* Start Record list *

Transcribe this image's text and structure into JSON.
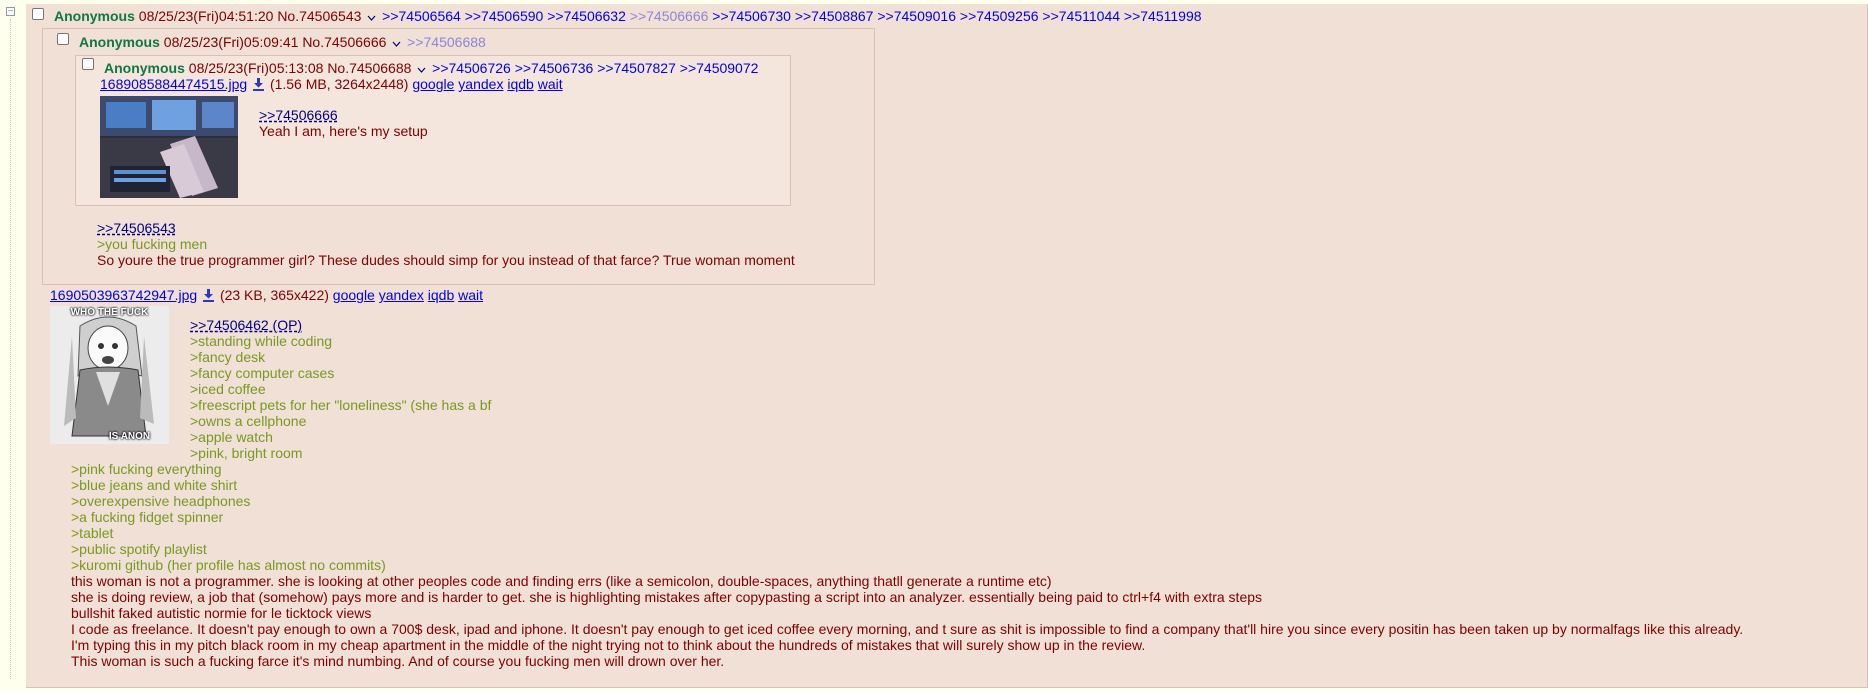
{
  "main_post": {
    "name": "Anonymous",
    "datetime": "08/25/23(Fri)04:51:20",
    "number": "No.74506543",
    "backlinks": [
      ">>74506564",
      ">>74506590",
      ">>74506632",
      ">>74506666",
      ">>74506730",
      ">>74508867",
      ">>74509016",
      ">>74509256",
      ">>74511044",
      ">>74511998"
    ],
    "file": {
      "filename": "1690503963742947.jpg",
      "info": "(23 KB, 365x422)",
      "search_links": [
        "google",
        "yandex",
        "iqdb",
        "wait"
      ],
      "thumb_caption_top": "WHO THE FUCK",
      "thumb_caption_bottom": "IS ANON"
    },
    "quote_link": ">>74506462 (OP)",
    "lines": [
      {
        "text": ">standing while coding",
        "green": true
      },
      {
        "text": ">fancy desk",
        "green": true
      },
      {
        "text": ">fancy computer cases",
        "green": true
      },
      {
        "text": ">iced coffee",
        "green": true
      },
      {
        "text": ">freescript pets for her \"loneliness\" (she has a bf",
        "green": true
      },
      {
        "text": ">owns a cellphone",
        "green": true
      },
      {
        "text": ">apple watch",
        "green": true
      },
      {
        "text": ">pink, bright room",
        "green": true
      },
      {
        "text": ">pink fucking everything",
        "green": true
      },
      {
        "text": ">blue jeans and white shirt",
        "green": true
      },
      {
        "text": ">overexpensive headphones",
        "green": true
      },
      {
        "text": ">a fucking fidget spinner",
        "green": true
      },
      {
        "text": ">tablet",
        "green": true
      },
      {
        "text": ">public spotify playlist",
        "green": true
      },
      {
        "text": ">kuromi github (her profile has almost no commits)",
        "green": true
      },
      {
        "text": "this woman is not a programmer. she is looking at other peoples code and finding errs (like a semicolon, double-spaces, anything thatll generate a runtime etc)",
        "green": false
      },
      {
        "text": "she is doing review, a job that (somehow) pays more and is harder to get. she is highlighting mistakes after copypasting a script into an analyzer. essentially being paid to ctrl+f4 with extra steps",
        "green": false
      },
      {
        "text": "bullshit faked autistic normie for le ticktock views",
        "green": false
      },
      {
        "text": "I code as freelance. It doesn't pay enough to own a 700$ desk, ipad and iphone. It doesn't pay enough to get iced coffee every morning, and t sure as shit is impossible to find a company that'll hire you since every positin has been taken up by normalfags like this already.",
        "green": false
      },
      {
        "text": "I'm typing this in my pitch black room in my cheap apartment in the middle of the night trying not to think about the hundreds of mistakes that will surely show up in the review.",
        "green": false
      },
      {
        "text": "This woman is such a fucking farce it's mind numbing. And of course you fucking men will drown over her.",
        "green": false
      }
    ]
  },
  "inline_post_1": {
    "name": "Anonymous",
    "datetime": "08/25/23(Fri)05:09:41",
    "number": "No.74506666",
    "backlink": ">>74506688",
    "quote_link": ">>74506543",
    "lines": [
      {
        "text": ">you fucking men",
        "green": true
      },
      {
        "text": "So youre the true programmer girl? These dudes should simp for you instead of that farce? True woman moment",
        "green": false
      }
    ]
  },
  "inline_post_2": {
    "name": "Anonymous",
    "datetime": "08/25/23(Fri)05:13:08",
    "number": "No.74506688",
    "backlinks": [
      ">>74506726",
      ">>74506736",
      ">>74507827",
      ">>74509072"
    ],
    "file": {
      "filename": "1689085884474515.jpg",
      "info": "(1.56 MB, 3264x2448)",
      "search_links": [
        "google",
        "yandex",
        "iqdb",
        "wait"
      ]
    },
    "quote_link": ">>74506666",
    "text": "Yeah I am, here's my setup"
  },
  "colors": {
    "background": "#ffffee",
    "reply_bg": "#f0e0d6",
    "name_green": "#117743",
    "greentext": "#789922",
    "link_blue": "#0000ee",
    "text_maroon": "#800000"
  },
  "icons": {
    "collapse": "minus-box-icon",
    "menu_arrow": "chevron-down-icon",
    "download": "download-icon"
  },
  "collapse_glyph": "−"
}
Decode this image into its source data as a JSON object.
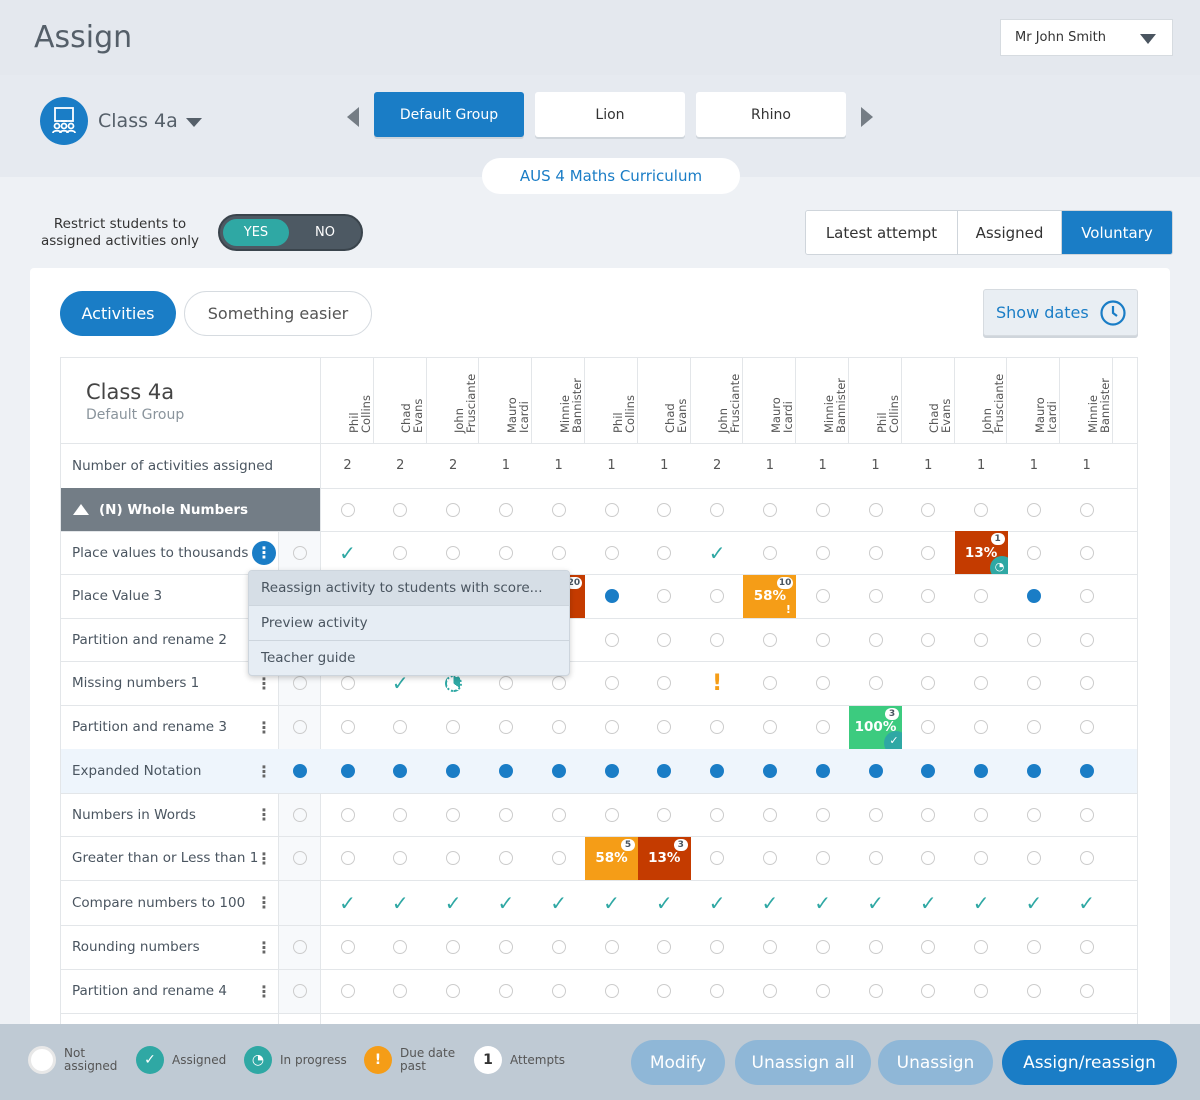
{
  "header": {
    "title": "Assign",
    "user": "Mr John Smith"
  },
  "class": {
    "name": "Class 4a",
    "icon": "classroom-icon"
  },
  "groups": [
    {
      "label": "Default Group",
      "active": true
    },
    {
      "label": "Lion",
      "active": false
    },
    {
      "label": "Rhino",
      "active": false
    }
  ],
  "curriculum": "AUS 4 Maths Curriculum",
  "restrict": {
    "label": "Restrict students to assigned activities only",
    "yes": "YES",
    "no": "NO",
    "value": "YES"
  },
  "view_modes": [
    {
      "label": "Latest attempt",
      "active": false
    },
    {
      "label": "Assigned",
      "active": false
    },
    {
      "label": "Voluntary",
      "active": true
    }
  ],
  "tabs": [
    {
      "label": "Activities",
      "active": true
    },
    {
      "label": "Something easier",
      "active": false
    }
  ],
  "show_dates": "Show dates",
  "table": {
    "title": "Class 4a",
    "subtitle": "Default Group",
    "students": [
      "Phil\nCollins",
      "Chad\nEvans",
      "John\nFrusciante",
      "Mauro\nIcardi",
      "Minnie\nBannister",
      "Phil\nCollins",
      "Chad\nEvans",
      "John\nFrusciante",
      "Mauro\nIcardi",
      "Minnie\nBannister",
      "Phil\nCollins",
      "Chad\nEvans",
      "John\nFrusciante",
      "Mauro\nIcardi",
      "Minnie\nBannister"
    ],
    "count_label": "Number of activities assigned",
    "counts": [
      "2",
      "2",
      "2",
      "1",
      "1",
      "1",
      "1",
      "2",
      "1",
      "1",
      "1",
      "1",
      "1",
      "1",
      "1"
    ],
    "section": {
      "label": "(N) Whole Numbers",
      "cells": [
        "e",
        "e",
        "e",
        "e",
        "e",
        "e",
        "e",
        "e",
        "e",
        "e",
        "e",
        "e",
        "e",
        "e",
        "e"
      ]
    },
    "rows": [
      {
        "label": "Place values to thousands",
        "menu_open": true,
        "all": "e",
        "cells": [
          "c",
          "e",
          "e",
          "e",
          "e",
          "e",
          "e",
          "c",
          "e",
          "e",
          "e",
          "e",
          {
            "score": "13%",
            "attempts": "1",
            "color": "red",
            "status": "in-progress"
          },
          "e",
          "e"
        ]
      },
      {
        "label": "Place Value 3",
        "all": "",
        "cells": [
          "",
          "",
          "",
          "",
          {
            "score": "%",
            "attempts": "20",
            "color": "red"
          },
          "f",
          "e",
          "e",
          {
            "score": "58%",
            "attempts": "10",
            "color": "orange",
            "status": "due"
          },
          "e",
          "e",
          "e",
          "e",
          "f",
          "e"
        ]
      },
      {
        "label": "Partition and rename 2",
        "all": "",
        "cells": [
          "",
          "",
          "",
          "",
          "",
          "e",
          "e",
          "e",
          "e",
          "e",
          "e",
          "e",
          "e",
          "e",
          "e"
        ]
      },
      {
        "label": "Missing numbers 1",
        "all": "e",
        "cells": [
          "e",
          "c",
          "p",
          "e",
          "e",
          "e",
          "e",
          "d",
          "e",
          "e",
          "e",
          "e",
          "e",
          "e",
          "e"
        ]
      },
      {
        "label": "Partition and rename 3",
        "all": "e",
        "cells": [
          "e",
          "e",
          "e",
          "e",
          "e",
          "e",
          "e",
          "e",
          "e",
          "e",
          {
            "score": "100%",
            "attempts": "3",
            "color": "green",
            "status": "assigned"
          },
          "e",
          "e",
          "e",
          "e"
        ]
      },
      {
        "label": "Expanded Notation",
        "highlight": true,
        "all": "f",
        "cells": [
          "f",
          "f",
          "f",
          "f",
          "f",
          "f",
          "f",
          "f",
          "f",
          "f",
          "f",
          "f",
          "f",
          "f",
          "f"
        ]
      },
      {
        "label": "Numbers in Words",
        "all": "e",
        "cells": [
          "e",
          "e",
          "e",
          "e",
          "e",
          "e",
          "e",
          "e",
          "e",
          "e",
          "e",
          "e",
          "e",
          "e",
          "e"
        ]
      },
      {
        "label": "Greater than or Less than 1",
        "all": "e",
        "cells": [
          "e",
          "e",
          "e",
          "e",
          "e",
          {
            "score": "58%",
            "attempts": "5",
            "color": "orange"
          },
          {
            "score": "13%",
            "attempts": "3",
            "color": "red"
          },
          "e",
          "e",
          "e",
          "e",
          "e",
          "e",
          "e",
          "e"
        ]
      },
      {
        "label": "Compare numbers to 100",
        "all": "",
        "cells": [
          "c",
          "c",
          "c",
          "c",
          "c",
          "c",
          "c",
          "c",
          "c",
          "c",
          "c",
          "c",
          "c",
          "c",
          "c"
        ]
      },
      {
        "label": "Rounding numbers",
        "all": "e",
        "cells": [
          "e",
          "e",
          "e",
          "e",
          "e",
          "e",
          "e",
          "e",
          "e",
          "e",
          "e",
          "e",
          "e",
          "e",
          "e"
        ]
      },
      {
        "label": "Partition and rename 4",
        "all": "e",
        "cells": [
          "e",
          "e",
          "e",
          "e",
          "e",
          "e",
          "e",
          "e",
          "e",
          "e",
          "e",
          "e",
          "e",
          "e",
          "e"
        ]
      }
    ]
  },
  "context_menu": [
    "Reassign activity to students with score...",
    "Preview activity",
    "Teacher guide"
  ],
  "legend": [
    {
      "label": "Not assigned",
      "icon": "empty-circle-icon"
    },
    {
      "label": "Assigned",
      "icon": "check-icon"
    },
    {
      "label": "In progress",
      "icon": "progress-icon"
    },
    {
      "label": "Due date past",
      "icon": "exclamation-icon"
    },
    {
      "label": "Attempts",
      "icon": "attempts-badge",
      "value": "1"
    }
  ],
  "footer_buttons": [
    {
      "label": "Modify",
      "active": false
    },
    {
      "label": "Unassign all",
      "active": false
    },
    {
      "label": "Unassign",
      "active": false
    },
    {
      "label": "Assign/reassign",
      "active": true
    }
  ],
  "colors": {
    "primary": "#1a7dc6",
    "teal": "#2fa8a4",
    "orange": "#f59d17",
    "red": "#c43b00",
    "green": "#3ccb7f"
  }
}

* End Record list *

◆ Task to carry out: Tally the lines that hold the string "fucking" and state the total, nothing more.

◆ Complete output: 4